Items from a data source
================================
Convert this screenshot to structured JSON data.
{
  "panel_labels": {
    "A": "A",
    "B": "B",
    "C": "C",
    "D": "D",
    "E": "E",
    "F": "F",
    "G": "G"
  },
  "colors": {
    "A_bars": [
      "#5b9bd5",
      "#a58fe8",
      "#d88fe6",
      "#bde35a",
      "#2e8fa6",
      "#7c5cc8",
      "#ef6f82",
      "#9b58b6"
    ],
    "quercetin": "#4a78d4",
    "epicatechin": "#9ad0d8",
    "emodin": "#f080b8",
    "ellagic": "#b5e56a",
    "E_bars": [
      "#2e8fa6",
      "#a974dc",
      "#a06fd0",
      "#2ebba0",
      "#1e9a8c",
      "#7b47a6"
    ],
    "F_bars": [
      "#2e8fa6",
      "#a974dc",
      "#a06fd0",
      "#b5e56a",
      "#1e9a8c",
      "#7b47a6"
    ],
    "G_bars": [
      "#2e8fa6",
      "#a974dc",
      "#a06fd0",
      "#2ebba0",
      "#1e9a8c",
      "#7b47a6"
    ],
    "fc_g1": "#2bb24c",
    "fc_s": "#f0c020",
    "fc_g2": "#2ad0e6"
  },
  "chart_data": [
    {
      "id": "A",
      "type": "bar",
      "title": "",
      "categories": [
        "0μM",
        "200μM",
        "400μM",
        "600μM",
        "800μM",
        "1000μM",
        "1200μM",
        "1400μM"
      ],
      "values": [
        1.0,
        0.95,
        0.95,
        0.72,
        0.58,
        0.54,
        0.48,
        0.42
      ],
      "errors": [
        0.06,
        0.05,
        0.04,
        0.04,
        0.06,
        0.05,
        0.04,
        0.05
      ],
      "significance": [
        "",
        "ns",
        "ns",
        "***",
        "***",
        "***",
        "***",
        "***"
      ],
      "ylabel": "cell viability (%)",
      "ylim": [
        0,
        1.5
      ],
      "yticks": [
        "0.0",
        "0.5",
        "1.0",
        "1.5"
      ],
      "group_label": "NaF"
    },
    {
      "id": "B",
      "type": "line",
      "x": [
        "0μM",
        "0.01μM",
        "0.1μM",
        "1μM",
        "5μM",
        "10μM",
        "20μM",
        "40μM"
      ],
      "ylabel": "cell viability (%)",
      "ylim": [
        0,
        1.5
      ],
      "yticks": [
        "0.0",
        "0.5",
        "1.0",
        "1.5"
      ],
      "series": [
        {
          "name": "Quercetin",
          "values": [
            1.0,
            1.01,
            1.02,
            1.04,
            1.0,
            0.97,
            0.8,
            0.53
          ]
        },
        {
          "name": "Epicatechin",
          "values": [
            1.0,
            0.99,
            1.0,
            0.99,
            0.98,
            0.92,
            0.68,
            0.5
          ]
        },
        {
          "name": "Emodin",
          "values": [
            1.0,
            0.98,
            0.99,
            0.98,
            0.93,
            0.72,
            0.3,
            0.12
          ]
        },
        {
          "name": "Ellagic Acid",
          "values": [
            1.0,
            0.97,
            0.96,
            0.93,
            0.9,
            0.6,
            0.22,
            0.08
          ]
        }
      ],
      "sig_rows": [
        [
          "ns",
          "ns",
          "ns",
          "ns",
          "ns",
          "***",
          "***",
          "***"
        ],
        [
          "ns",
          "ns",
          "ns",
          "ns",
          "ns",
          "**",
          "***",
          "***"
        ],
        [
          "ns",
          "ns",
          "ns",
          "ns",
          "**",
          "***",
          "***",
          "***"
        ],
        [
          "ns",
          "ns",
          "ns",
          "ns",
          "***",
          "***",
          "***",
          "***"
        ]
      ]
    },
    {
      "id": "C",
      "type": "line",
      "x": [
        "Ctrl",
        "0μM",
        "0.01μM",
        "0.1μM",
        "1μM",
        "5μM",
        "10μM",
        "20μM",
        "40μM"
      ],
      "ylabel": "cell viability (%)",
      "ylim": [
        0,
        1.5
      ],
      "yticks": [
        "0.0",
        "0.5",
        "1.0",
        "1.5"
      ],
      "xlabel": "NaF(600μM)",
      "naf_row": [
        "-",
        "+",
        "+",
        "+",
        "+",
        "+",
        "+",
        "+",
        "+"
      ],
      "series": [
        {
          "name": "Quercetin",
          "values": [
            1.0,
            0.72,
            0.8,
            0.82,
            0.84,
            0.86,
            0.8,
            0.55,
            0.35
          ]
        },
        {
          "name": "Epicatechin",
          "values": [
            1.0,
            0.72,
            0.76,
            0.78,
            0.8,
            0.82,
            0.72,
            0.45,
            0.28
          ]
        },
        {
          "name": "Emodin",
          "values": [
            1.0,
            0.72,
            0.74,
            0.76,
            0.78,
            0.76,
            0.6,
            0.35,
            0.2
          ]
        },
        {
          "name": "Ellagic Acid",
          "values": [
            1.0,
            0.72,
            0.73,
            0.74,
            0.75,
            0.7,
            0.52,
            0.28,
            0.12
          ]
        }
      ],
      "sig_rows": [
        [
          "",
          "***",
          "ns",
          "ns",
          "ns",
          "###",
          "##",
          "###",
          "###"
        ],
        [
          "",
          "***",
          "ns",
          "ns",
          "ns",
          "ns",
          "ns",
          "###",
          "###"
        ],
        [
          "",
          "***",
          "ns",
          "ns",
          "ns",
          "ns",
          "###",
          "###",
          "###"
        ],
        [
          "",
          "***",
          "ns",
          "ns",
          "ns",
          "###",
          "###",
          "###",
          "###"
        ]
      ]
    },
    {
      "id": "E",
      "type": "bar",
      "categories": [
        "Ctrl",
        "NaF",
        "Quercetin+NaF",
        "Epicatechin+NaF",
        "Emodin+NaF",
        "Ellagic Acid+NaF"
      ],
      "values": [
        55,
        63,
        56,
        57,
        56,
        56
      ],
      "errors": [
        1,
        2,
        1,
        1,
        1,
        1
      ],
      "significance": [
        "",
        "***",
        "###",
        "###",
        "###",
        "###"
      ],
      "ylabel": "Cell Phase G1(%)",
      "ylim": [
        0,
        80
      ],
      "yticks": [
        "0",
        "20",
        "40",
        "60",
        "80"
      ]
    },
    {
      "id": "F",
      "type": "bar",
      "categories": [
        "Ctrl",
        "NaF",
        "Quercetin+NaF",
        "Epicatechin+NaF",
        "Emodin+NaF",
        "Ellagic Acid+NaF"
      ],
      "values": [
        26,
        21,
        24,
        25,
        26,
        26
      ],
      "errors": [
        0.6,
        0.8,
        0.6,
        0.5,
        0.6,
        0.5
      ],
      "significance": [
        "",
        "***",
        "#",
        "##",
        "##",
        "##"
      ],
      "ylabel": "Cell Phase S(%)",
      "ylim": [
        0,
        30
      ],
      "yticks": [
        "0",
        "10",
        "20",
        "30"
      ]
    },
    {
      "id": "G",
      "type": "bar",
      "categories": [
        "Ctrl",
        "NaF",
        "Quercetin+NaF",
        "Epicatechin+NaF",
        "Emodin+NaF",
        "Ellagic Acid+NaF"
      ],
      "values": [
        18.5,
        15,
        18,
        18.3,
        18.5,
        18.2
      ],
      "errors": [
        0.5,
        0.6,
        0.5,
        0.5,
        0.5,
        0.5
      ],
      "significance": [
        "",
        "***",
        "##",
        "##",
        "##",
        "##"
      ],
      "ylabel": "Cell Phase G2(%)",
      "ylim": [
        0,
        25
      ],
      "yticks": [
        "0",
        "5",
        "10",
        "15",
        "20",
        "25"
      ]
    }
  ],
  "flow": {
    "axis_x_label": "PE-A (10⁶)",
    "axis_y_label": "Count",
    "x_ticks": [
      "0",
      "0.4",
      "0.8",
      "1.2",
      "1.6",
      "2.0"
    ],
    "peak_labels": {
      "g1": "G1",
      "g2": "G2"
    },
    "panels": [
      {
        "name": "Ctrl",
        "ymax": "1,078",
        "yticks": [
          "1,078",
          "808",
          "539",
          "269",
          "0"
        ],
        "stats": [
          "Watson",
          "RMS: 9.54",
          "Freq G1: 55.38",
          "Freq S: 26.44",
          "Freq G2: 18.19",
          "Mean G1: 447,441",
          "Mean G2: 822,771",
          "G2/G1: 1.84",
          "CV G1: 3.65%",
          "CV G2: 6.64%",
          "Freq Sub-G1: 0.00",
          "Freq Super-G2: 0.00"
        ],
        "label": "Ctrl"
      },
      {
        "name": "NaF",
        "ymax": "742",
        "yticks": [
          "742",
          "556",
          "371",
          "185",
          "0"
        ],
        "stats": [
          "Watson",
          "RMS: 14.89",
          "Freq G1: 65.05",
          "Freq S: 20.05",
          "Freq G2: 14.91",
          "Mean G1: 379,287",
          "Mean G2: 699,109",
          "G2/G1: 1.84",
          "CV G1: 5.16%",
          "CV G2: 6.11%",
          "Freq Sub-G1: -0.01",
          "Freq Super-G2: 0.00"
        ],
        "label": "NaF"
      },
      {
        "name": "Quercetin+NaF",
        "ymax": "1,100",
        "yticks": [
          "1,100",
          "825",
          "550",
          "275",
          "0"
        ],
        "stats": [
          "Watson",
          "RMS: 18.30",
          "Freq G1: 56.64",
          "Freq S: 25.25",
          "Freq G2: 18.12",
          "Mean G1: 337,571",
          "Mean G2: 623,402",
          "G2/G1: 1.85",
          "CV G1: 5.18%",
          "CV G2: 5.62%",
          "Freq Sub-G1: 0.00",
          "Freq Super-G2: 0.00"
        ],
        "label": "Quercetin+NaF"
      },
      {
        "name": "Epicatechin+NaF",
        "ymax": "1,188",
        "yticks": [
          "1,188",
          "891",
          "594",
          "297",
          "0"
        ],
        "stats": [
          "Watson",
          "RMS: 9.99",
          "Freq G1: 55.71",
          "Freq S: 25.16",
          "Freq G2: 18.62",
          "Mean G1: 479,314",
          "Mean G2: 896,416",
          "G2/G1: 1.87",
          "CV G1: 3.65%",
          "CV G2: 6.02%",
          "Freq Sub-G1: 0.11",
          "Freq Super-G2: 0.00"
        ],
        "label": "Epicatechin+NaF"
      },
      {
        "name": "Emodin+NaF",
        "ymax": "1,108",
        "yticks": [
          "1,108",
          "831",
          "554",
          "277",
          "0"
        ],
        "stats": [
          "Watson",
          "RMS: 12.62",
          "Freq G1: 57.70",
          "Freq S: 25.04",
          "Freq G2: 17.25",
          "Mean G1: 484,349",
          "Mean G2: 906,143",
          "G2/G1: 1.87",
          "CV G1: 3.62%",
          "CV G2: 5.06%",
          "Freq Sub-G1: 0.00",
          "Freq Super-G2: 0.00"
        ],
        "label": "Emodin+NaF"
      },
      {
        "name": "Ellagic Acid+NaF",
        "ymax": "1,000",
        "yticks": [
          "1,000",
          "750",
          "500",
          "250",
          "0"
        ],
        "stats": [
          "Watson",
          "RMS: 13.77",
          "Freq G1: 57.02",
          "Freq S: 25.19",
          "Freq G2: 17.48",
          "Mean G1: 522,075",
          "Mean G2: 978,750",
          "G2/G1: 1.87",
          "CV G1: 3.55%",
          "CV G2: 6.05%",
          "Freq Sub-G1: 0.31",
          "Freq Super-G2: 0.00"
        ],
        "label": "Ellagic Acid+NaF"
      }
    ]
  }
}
================================
## Aim of the exercise
Within the entries above, how many lines contain "ymax"? Respond with the number only.

## Answer in full
6